--- Exercise requirements ---
Output the full listing below exactly as it reads, and skip anything that is a picture.

((

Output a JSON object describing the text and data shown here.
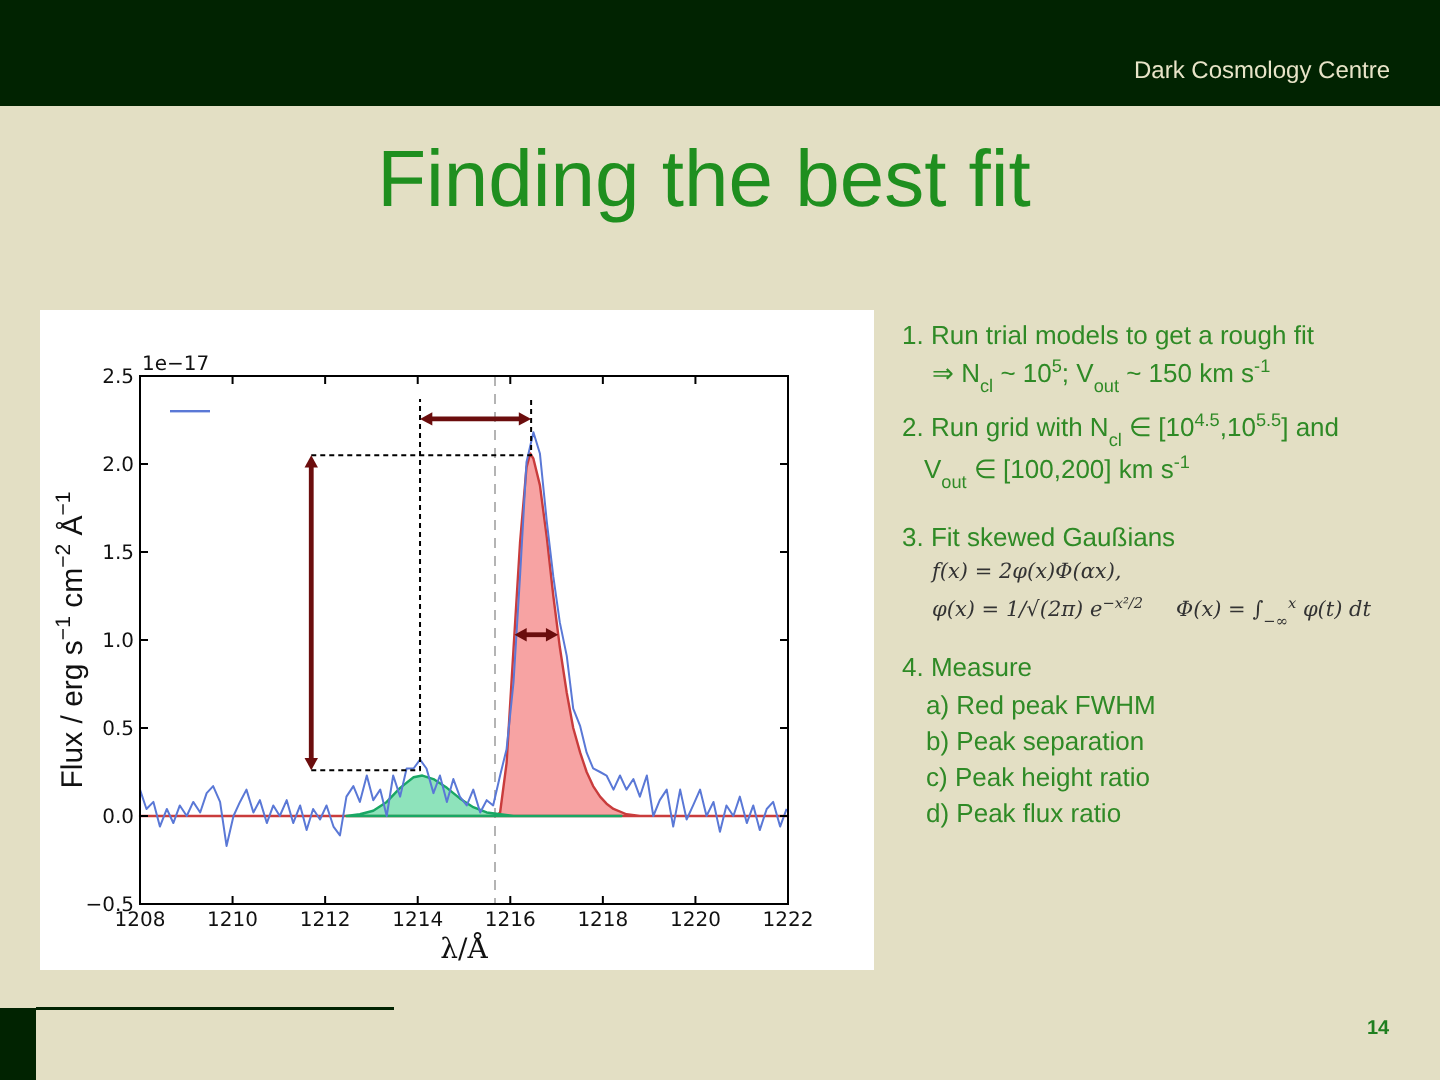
{
  "chart_data": {
    "type": "line",
    "title": "Finding the best fit",
    "xlabel": "λ/Å",
    "ylabel": "Flux / erg s$^{−1}$ cm$^{−2}$ Å$^{−1}$",
    "annotations": [
      "1e−17",
      "Dark Cosmology Centre",
      "1. Run trial models to get a rough fit",
      "⇒ N$_{cl}$ ~ 10$^{5}$; V$_{out}$ ~ 150 km s$^{-1}$",
      "2. Run grid with N$_{cl}$ ∈ [10$^{4.5}$,10$^{5.5}$] and",
      "V$_{out}$ ∈ [100,200] km s$^{-1}$",
      "3. Fit skewed Gaußians",
      "f(x) = 2φ(x)Φ(αx),",
      "φ(x) = 1/√(2π) e$^{−x²/2}$",
      "Φ(x) = ∫$_{−∞}$$^{x}$ φ(t) dt",
      "4. Measure",
      "a) Red peak FWHM",
      "b) Peak separation",
      "c) Peak height ratio",
      "d) Peak flux ratio",
      "14"
    ],
    "xlim": [
      1208,
      1222
    ],
    "xticks": [
      1208,
      1210,
      1212,
      1214,
      1216,
      1218,
      1220,
      1222
    ],
    "ylim": [
      -0.5,
      2.5
    ],
    "yticks": [
      {
        "value": -0.5,
        "label": "−0.5"
      },
      {
        "value": 0,
        "label": "0.0"
      },
      {
        "value": 0.5,
        "label": "0.5"
      },
      {
        "value": 1,
        "label": "1.0"
      },
      {
        "value": 1.5,
        "label": "1.5"
      },
      {
        "value": 2,
        "label": "2.0"
      },
      {
        "value": 2.5,
        "label": "2.5"
      }
    ],
    "ref_lines": [
      {
        "axis": "x",
        "value": 1215.67,
        "color": "#b4b4b4",
        "line_style": "dashed"
      }
    ],
    "series": [
      {
        "type": "area",
        "color": "#f04848",
        "x": [
          1208,
          1215.7,
          1215.78,
          1215.92,
          1216.07,
          1216.21,
          1216.35,
          1216.43,
          1216.5,
          1216.64,
          1216.79,
          1216.93,
          1217.07,
          1217.22,
          1217.36,
          1217.51,
          1217.65,
          1217.79,
          1217.94,
          1218.08,
          1218.23,
          1218.51,
          1218.8,
          1222
        ],
        "values": [
          0,
          0,
          0.02,
          0.3,
          0.95,
          1.55,
          1.98,
          2.06,
          2.03,
          1.88,
          1.58,
          1.25,
          0.96,
          0.7,
          0.5,
          0.36,
          0.25,
          0.17,
          0.11,
          0.07,
          0.04,
          0.01,
          0,
          0
        ]
      },
      {
        "type": "area",
        "color": "#1ec878",
        "x": [
          1212.46,
          1212.75,
          1213.04,
          1213.33,
          1213.62,
          1213.91,
          1214.1,
          1214.34,
          1214.63,
          1214.91,
          1215.2,
          1215.49,
          1215.78,
          1216.07,
          1218.4
        ],
        "values": [
          0,
          0.01,
          0.03,
          0.08,
          0.16,
          0.22,
          0.23,
          0.21,
          0.16,
          0.1,
          0.05,
          0.02,
          0.01,
          0,
          0
        ]
      },
      {
        "color": "#5a78d6",
        "x": [
          1208.0,
          1208.14,
          1208.29,
          1208.43,
          1208.58,
          1208.72,
          1208.86,
          1209.01,
          1209.15,
          1209.3,
          1209.44,
          1209.58,
          1209.73,
          1209.87,
          1210.02,
          1210.16,
          1210.3,
          1210.45,
          1210.59,
          1210.74,
          1210.88,
          1211.02,
          1211.17,
          1211.31,
          1211.46,
          1211.6,
          1211.74,
          1211.89,
          1212.03,
          1212.18,
          1212.32,
          1212.46,
          1212.61,
          1212.75,
          1212.9,
          1213.04,
          1213.19,
          1213.33,
          1213.47,
          1213.62,
          1213.76,
          1213.91,
          1214.05,
          1214.19,
          1214.34,
          1214.48,
          1214.63,
          1214.77,
          1214.91,
          1215.06,
          1215.2,
          1215.35,
          1215.49,
          1215.63,
          1215.78,
          1215.92,
          1216.07,
          1216.21,
          1216.35,
          1216.5,
          1216.64,
          1216.79,
          1216.93,
          1217.07,
          1217.22,
          1217.36,
          1217.51,
          1217.65,
          1217.79,
          1217.94,
          1218.08,
          1218.23,
          1218.37,
          1218.51,
          1218.66,
          1218.8,
          1218.95,
          1219.09,
          1219.23,
          1219.38,
          1219.52,
          1219.67,
          1219.81,
          1219.95,
          1220.1,
          1220.24,
          1220.39,
          1220.53,
          1220.67,
          1220.82,
          1220.96,
          1221.11,
          1221.25,
          1221.39,
          1221.54,
          1221.68,
          1221.83,
          1221.97
        ],
        "values": [
          0.15,
          0.04,
          0.08,
          -0.06,
          0.04,
          -0.04,
          0.06,
          0.0,
          0.08,
          0.02,
          0.13,
          0.17,
          0.08,
          -0.17,
          0.0,
          0.08,
          0.15,
          0.02,
          0.09,
          -0.04,
          0.06,
          0.0,
          0.09,
          -0.04,
          0.06,
          -0.08,
          0.04,
          -0.02,
          0.06,
          -0.06,
          -0.11,
          0.11,
          0.17,
          0.08,
          0.23,
          0.09,
          0.15,
          0.0,
          0.23,
          0.11,
          0.27,
          0.27,
          0.32,
          0.27,
          0.13,
          0.23,
          0.08,
          0.21,
          0.11,
          0.06,
          0.15,
          0.02,
          0.09,
          0.06,
          0.23,
          0.38,
          0.76,
          1.36,
          2.01,
          2.18,
          2.06,
          1.67,
          1.36,
          1.1,
          0.91,
          0.61,
          0.51,
          0.36,
          0.27,
          0.25,
          0.23,
          0.15,
          0.23,
          0.15,
          0.21,
          0.11,
          0.23,
          0.0,
          0.09,
          0.15,
          -0.06,
          0.15,
          -0.02,
          0.06,
          0.15,
          0.0,
          0.08,
          -0.09,
          0.06,
          0.0,
          0.11,
          -0.04,
          0.06,
          -0.08,
          0.04,
          0.08,
          -0.06,
          0.04
        ]
      },
      {
        "type": "line",
        "color": "#000000",
        "line_style": "dotted",
        "x": [
          1211.7,
          1214.05,
          1214.05
        ],
        "values": [
          0.26,
          0.26,
          2.37
        ]
      },
      {
        "type": "line",
        "color": "#000000",
        "line_style": "dotted",
        "x": [
          1211.7,
          1216.45,
          1216.45
        ],
        "values": [
          2.05,
          2.05,
          2.37
        ]
      }
    ]
  }
}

))

--- Correct response ---
Output a JSON object describing the text and data shown here.
{
  "chart_data": {
    "type": "line",
    "title": "Finding the best fit",
    "xlabel": "λ/Å",
    "ylabel": "Flux / erg s$^{−1}$ cm$^{−2}$ Å$^{−1}$",
    "annotations": [
      "1e−17",
      "Dark Cosmology Centre",
      "1. Run trial models to get a rough fit",
      "⇒ N$_{cl}$ ~ 10$^{5}$; V$_{out}$ ~ 150 km s$^{-1}$",
      "2. Run grid with N$_{cl}$ ∈ [10$^{4.5}$,10$^{5.5}$] and",
      "V$_{out}$ ∈ [100,200] km s$^{-1}$",
      "3. Fit skewed Gaußians",
      "f(x) = 2φ(x)Φ(αx),",
      "φ(x) = 1/√(2π) e$^{−x²/2}$",
      "Φ(x) = ∫$_{−∞}$$^{x}$ φ(t) dt",
      "4. Measure",
      "a) Red peak FWHM",
      "b) Peak separation",
      "c) Peak height ratio",
      "d) Peak flux ratio",
      "14"
    ],
    "xlim": [
      1208,
      1222
    ],
    "xticks": [
      1208,
      1210,
      1212,
      1214,
      1216,
      1218,
      1220,
      1222
    ],
    "ylim": [
      -0.5,
      2.5
    ],
    "yticks": [
      {
        "value": -0.5,
        "label": "−0.5"
      },
      {
        "value": 0,
        "label": "0.0"
      },
      {
        "value": 0.5,
        "label": "0.5"
      },
      {
        "value": 1,
        "label": "1.0"
      },
      {
        "value": 1.5,
        "label": "1.5"
      },
      {
        "value": 2,
        "label": "2.0"
      },
      {
        "value": 2.5,
        "label": "2.5"
      }
    ],
    "ref_lines": [
      {
        "axis": "x",
        "value": 1215.67,
        "color": "#b4b4b4",
        "line_style": "dashed"
      }
    ],
    "series": [
      {
        "type": "area",
        "color": "#f04848",
        "x": [
          1208,
          1215.7,
          1215.78,
          1215.92,
          1216.07,
          1216.21,
          1216.35,
          1216.43,
          1216.5,
          1216.64,
          1216.79,
          1216.93,
          1217.07,
          1217.22,
          1217.36,
          1217.51,
          1217.65,
          1217.79,
          1217.94,
          1218.08,
          1218.23,
          1218.51,
          1218.8,
          1222
        ],
        "values": [
          0,
          0,
          0.02,
          0.3,
          0.95,
          1.55,
          1.98,
          2.06,
          2.03,
          1.88,
          1.58,
          1.25,
          0.96,
          0.7,
          0.5,
          0.36,
          0.25,
          0.17,
          0.11,
          0.07,
          0.04,
          0.01,
          0,
          0
        ]
      },
      {
        "type": "area",
        "color": "#1ec878",
        "x": [
          1212.46,
          1212.75,
          1213.04,
          1213.33,
          1213.62,
          1213.91,
          1214.1,
          1214.34,
          1214.63,
          1214.91,
          1215.2,
          1215.49,
          1215.78,
          1216.07,
          1218.4
        ],
        "values": [
          0,
          0.01,
          0.03,
          0.08,
          0.16,
          0.22,
          0.23,
          0.21,
          0.16,
          0.1,
          0.05,
          0.02,
          0.01,
          0,
          0
        ]
      },
      {
        "color": "#5a78d6",
        "x": [
          1208.0,
          1208.14,
          1208.29,
          1208.43,
          1208.58,
          1208.72,
          1208.86,
          1209.01,
          1209.15,
          1209.3,
          1209.44,
          1209.58,
          1209.73,
          1209.87,
          1210.02,
          1210.16,
          1210.3,
          1210.45,
          1210.59,
          1210.74,
          1210.88,
          1211.02,
          1211.17,
          1211.31,
          1211.46,
          1211.6,
          1211.74,
          1211.89,
          1212.03,
          1212.18,
          1212.32,
          1212.46,
          1212.61,
          1212.75,
          1212.9,
          1213.04,
          1213.19,
          1213.33,
          1213.47,
          1213.62,
          1213.76,
          1213.91,
          1214.05,
          1214.19,
          1214.34,
          1214.48,
          1214.63,
          1214.77,
          1214.91,
          1215.06,
          1215.2,
          1215.35,
          1215.49,
          1215.63,
          1215.78,
          1215.92,
          1216.07,
          1216.21,
          1216.35,
          1216.5,
          1216.64,
          1216.79,
          1216.93,
          1217.07,
          1217.22,
          1217.36,
          1217.51,
          1217.65,
          1217.79,
          1217.94,
          1218.08,
          1218.23,
          1218.37,
          1218.51,
          1218.66,
          1218.8,
          1218.95,
          1219.09,
          1219.23,
          1219.38,
          1219.52,
          1219.67,
          1219.81,
          1219.95,
          1220.1,
          1220.24,
          1220.39,
          1220.53,
          1220.67,
          1220.82,
          1220.96,
          1221.11,
          1221.25,
          1221.39,
          1221.54,
          1221.68,
          1221.83,
          1221.97
        ],
        "values": [
          0.15,
          0.04,
          0.08,
          -0.06,
          0.04,
          -0.04,
          0.06,
          0.0,
          0.08,
          0.02,
          0.13,
          0.17,
          0.08,
          -0.17,
          0.0,
          0.08,
          0.15,
          0.02,
          0.09,
          -0.04,
          0.06,
          0.0,
          0.09,
          -0.04,
          0.06,
          -0.08,
          0.04,
          -0.02,
          0.06,
          -0.06,
          -0.11,
          0.11,
          0.17,
          0.08,
          0.23,
          0.09,
          0.15,
          0.0,
          0.23,
          0.11,
          0.27,
          0.27,
          0.32,
          0.27,
          0.13,
          0.23,
          0.08,
          0.21,
          0.11,
          0.06,
          0.15,
          0.02,
          0.09,
          0.06,
          0.23,
          0.38,
          0.76,
          1.36,
          2.01,
          2.18,
          2.06,
          1.67,
          1.36,
          1.1,
          0.91,
          0.61,
          0.51,
          0.36,
          0.27,
          0.25,
          0.23,
          0.15,
          0.23,
          0.15,
          0.21,
          0.11,
          0.23,
          0.0,
          0.09,
          0.15,
          -0.06,
          0.15,
          -0.02,
          0.06,
          0.15,
          0.0,
          0.08,
          -0.09,
          0.06,
          0.0,
          0.11,
          -0.04,
          0.06,
          -0.08,
          0.04,
          0.08,
          -0.06,
          0.04
        ]
      },
      {
        "type": "line",
        "color": "#000000",
        "line_style": "dotted",
        "x": [
          1211.7,
          1214.05,
          1214.05
        ],
        "values": [
          0.26,
          0.26,
          2.37
        ]
      },
      {
        "type": "line",
        "color": "#000000",
        "line_style": "dotted",
        "x": [
          1211.7,
          1216.45,
          1216.45
        ],
        "values": [
          2.05,
          2.05,
          2.37
        ]
      }
    ]
  }
}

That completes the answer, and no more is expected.